Work out how many lines in the entries contain the string "Slope", and give nothing but that number.
╭─ EXERCISE INPUTS
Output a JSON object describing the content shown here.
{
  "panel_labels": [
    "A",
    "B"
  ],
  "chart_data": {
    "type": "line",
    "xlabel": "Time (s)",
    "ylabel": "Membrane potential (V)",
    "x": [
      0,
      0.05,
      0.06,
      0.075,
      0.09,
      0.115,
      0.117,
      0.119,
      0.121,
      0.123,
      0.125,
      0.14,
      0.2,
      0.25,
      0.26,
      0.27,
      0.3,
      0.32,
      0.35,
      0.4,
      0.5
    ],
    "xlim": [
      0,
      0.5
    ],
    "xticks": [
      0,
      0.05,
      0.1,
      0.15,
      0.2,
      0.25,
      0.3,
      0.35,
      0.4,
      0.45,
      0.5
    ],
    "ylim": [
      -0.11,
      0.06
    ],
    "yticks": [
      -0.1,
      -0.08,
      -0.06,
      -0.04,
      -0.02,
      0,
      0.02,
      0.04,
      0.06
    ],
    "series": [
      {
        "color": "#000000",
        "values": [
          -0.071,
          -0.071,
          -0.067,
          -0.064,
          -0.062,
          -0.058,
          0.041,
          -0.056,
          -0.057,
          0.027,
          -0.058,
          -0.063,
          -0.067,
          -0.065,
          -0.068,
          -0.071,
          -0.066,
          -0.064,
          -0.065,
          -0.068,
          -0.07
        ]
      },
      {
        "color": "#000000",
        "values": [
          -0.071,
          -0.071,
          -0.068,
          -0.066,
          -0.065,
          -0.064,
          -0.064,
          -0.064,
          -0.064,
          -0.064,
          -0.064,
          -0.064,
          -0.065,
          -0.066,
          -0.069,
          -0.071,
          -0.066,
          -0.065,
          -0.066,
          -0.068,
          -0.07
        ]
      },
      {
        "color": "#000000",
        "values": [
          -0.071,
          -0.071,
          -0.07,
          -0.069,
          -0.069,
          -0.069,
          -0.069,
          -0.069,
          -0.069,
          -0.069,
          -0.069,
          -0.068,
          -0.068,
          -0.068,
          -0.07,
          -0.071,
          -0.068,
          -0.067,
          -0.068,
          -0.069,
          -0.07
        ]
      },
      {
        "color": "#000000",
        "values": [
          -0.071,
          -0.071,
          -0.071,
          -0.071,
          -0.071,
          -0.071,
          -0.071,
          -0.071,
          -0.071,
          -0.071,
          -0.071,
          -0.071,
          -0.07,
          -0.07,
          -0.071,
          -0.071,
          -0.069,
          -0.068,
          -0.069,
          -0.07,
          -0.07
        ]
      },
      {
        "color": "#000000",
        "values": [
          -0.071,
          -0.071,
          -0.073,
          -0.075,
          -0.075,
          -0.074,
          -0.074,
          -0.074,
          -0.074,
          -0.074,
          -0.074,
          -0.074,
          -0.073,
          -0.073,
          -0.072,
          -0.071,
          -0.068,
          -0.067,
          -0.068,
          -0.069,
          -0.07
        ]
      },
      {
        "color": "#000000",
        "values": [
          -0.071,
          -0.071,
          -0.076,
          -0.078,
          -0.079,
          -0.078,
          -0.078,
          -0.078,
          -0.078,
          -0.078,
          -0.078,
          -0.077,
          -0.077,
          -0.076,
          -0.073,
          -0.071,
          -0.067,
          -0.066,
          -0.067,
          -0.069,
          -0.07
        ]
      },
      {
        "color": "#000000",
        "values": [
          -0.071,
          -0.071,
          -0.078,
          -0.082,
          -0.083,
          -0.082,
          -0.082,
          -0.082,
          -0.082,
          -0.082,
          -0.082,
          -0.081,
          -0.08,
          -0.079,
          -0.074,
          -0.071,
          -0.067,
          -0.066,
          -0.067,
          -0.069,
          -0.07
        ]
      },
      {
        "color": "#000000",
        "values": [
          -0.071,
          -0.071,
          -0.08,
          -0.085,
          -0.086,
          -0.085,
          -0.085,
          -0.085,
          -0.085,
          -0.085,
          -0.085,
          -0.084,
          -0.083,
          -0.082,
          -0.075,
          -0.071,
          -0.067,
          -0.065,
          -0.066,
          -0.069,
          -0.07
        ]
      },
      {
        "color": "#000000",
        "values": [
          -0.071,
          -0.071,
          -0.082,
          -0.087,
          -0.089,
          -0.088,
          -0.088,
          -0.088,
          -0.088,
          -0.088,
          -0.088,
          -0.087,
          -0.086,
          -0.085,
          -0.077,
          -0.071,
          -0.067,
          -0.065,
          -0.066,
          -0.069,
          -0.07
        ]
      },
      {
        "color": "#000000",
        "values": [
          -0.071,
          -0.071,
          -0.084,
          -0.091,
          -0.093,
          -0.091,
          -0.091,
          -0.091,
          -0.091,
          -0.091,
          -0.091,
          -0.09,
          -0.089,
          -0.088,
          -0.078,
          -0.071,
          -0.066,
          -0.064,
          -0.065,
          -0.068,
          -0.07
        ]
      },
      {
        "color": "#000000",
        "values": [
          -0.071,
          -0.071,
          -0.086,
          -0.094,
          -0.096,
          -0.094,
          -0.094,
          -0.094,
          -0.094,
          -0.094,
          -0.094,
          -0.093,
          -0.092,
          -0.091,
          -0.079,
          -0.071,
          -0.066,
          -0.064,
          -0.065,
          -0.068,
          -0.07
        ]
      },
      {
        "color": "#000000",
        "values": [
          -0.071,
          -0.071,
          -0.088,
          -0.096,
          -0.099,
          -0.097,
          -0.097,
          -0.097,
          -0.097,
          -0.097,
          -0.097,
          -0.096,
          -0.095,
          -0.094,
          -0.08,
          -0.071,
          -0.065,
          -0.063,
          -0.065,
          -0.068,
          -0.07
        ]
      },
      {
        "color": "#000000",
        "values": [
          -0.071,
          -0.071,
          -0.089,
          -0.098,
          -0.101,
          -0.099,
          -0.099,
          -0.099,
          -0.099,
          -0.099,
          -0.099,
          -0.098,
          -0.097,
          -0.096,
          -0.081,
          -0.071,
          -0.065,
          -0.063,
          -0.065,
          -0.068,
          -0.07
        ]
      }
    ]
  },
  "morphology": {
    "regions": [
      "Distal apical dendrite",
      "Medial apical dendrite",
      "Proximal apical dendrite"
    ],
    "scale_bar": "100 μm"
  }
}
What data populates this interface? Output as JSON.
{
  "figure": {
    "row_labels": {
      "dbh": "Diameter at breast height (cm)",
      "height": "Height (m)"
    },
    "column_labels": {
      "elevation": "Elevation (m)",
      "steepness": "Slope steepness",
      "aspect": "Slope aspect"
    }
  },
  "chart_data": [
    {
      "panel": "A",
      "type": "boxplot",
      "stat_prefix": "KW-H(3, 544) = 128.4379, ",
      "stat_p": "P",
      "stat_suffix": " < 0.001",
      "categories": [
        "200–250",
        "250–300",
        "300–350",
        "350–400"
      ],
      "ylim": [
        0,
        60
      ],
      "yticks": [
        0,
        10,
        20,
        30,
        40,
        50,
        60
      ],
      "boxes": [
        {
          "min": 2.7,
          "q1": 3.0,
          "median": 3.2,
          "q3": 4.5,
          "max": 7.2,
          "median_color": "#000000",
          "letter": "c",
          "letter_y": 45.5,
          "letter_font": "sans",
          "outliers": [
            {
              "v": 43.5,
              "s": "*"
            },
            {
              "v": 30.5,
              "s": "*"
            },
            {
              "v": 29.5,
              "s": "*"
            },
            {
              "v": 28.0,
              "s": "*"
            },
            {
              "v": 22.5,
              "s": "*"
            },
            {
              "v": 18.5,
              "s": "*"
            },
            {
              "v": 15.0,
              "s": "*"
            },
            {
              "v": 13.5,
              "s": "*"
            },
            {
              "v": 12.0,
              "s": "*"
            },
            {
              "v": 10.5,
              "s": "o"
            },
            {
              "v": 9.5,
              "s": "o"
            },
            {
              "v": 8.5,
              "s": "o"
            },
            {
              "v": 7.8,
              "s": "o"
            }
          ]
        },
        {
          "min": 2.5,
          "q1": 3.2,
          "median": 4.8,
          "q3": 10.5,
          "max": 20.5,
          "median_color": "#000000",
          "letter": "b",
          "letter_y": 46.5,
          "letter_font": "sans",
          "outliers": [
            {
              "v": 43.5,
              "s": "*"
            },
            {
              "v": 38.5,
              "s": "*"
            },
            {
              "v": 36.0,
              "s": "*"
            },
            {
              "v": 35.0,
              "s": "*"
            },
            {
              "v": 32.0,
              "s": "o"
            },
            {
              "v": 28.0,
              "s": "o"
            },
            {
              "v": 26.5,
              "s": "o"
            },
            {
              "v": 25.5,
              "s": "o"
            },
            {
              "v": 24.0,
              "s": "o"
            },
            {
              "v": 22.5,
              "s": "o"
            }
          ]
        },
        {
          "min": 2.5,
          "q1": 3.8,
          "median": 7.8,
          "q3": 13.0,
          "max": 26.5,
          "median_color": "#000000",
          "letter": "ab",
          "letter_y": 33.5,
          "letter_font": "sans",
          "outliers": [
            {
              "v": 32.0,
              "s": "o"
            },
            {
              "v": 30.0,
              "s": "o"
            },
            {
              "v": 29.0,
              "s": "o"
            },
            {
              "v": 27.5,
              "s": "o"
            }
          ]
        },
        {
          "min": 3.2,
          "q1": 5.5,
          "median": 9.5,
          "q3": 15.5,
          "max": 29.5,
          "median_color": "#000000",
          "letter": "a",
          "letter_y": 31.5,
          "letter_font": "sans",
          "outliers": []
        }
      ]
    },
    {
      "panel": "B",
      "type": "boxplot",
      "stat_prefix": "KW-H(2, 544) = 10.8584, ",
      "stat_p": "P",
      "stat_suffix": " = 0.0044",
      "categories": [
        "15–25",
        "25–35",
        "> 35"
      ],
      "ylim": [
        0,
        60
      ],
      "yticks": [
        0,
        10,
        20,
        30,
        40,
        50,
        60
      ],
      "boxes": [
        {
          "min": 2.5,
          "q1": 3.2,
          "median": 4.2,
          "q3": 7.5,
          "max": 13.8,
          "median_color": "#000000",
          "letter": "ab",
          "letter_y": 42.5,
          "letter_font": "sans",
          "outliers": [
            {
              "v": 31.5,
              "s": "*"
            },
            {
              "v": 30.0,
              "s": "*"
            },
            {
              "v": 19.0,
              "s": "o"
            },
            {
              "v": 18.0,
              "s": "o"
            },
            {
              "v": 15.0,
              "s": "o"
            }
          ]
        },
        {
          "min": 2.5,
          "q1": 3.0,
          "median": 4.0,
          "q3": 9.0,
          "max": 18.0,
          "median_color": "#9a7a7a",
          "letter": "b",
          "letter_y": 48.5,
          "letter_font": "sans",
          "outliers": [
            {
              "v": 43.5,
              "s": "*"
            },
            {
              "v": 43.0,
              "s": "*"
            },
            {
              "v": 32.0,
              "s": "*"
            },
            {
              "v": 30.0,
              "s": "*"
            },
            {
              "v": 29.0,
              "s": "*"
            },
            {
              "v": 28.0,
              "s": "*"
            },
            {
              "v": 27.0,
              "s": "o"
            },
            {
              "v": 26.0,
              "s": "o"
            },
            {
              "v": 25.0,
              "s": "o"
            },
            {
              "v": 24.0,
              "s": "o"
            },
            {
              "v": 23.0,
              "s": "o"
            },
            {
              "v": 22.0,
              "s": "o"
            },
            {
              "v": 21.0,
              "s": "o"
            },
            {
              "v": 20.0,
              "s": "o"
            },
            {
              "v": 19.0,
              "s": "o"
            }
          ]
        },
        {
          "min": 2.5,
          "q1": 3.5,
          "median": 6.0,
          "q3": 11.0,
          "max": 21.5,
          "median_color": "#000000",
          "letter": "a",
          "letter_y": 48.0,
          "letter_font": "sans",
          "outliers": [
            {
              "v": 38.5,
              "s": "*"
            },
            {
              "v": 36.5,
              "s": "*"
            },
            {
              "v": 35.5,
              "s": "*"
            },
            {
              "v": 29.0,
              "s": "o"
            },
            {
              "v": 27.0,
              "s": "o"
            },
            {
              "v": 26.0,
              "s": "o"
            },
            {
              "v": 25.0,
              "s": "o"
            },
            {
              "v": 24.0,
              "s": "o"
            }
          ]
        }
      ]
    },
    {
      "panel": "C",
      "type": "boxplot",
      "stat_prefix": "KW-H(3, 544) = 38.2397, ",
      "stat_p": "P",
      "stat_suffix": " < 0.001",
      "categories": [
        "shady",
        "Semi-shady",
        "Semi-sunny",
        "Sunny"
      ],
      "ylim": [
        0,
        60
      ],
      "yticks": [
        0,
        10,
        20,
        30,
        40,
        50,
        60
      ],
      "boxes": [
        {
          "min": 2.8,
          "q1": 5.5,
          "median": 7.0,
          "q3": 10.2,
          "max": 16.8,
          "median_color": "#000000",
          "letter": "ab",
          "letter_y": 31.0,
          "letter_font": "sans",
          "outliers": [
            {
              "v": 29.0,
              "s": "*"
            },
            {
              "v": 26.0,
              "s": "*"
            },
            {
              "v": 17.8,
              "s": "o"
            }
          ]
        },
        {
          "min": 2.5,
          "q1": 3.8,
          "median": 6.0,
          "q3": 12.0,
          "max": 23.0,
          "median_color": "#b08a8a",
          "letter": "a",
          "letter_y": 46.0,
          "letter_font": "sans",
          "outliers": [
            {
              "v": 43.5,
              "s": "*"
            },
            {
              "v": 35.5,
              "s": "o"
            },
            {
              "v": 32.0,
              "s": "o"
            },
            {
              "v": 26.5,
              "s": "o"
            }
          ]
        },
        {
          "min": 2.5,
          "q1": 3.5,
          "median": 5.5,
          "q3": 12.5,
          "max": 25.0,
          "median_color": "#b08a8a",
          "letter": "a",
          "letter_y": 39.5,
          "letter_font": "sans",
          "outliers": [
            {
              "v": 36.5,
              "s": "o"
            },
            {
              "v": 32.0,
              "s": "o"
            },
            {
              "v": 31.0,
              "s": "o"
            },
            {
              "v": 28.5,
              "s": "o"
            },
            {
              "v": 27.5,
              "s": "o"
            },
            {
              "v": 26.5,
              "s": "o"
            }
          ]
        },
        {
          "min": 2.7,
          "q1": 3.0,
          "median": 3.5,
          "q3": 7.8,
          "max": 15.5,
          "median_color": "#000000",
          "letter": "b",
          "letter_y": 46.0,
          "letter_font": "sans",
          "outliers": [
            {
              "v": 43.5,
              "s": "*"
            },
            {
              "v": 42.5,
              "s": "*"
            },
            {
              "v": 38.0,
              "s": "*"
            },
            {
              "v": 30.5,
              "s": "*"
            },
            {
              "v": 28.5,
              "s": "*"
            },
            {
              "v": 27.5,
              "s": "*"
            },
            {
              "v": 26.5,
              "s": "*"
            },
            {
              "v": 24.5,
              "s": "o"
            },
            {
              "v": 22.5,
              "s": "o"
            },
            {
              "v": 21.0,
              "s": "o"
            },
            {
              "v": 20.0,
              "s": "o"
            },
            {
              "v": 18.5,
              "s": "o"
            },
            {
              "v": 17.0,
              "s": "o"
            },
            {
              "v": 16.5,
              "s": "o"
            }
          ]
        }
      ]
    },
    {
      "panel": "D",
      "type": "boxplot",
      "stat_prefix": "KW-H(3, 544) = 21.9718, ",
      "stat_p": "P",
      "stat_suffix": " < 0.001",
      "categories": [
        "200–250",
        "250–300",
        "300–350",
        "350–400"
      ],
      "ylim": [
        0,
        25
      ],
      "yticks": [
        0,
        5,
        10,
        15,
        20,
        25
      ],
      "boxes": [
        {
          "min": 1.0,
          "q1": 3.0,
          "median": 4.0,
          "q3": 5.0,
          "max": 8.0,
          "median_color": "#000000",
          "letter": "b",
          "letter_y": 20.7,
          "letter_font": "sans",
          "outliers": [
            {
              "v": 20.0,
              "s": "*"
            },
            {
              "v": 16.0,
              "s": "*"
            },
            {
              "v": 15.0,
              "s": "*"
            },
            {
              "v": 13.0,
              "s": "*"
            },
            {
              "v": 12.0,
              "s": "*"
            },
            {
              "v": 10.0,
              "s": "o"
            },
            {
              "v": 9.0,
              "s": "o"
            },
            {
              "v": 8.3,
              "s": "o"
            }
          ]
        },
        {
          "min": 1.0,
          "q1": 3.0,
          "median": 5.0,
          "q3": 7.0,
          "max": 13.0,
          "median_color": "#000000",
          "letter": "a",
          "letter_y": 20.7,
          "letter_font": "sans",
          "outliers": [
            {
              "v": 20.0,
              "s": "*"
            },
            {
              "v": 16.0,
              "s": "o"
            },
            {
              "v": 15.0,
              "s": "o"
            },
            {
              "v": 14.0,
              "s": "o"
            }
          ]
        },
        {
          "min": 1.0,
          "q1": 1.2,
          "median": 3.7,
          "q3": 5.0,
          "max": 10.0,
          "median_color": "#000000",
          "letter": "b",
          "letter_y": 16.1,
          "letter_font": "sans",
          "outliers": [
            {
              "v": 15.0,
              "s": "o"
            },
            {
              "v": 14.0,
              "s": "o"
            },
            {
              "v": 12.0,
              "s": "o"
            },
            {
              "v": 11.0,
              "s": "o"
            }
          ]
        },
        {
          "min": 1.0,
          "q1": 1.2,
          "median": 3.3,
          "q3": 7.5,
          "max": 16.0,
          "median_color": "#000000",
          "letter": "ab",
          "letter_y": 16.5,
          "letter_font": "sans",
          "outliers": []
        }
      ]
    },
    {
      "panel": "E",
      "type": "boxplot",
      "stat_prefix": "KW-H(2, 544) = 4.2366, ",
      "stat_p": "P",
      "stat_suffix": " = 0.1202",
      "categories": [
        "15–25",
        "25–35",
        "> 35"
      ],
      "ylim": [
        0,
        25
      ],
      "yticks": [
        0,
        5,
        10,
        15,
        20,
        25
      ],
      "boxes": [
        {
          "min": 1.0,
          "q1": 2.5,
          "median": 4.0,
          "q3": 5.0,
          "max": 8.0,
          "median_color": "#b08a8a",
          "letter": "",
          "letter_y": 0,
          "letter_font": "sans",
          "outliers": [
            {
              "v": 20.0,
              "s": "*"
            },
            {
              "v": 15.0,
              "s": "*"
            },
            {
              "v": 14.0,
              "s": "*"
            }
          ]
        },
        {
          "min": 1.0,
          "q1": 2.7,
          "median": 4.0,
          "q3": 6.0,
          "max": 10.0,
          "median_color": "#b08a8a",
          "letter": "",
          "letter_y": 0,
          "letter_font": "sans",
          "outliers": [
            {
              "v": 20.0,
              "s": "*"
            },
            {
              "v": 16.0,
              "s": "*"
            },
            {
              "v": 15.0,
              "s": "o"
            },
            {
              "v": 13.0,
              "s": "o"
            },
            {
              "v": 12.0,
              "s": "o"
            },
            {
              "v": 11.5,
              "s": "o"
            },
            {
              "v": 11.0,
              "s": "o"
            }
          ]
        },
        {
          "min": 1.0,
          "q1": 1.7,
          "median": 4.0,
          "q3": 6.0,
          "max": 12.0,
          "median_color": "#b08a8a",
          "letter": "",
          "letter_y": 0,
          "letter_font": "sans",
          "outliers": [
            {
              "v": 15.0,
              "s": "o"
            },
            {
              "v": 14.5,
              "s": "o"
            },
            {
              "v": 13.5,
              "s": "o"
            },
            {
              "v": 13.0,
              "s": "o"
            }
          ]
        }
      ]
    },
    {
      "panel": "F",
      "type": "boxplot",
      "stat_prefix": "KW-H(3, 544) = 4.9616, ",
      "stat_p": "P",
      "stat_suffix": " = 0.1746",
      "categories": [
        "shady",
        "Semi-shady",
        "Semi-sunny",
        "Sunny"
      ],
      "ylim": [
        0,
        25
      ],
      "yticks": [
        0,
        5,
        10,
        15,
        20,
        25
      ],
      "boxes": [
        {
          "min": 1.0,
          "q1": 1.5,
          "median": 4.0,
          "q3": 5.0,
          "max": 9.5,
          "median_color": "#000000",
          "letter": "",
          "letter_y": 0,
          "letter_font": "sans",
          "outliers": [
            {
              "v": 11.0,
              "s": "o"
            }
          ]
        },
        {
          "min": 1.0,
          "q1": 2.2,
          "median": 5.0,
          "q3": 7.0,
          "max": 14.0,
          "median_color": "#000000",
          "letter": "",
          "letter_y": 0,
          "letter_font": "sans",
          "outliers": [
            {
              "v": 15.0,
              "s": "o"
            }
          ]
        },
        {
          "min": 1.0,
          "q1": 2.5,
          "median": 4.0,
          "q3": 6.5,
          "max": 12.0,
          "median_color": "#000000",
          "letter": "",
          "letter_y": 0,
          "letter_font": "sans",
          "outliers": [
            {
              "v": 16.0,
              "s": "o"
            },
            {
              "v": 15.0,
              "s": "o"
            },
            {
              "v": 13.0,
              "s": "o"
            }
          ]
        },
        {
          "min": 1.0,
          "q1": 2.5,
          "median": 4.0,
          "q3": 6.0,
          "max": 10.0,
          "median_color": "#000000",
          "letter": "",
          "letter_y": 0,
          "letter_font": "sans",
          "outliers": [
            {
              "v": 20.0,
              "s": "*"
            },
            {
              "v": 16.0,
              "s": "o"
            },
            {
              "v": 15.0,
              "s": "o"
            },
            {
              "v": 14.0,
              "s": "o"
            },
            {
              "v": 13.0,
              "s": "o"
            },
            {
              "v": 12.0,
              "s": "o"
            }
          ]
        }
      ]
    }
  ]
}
╰─
:: PROBLEM SOLUTION ::
2